_Instructions to follow_
Give back only the lines from the one with "Parse this screenshot: output" through the last line of the data, exactly as they appear.

[Data items]
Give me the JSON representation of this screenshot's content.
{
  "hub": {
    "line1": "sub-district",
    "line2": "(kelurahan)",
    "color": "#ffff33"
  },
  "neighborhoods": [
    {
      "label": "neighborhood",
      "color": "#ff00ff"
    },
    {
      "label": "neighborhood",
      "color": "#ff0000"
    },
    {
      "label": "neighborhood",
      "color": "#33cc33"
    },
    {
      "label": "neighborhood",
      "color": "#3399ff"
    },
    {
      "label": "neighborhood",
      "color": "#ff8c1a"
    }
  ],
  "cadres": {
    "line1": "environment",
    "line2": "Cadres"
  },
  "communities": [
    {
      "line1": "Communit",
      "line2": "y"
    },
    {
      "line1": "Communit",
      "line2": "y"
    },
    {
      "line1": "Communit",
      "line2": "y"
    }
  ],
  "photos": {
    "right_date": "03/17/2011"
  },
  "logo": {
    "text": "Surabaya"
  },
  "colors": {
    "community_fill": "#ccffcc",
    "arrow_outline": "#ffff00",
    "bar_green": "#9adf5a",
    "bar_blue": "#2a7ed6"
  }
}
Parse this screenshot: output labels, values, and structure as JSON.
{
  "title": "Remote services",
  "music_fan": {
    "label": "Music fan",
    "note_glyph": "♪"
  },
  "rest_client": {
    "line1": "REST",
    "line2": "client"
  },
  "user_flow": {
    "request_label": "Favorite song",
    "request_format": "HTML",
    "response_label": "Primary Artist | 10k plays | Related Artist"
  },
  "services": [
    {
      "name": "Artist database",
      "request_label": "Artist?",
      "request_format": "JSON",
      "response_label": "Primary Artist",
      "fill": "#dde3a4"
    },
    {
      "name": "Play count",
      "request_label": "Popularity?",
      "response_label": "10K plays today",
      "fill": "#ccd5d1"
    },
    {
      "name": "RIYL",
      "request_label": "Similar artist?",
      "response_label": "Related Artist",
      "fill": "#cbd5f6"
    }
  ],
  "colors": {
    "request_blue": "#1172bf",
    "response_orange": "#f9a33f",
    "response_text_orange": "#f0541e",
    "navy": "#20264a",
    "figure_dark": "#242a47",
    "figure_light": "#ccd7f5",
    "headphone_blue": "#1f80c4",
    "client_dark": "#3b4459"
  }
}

_Problem solution_
Parse this screenshot: output labels, values, and structure as JSON.
{
  "title": "Remote services",
  "music_fan": {
    "label": "Music fan",
    "note_glyph": "♪"
  },
  "rest_client": {
    "line1": "REST",
    "line2": "client"
  },
  "user_flow": {
    "request_label": "Favorite song",
    "request_format": "HTML",
    "response_label": "Primary Artist | 10k plays | Related Artist"
  },
  "services": [
    {
      "name": "Artist database",
      "request_label": "Artist?",
      "request_format": "JSON",
      "response_label": "Primary Artist",
      "fill": "#dde3a4"
    },
    {
      "name": "Play count",
      "request_label": "Popularity?",
      "response_label": "10K plays today",
      "fill": "#ccd5d1"
    },
    {
      "name": "RIYL",
      "request_label": "Similar artist?",
      "response_label": "Related Artist",
      "fill": "#cbd5f6"
    }
  ],
  "colors": {
    "request_blue": "#1172bf",
    "response_orange": "#f9a33f",
    "response_text_orange": "#f0541e",
    "navy": "#20264a",
    "figure_dark": "#242a47",
    "figure_light": "#ccd7f5",
    "headphone_blue": "#1f80c4",
    "client_dark": "#3b4459"
  }
}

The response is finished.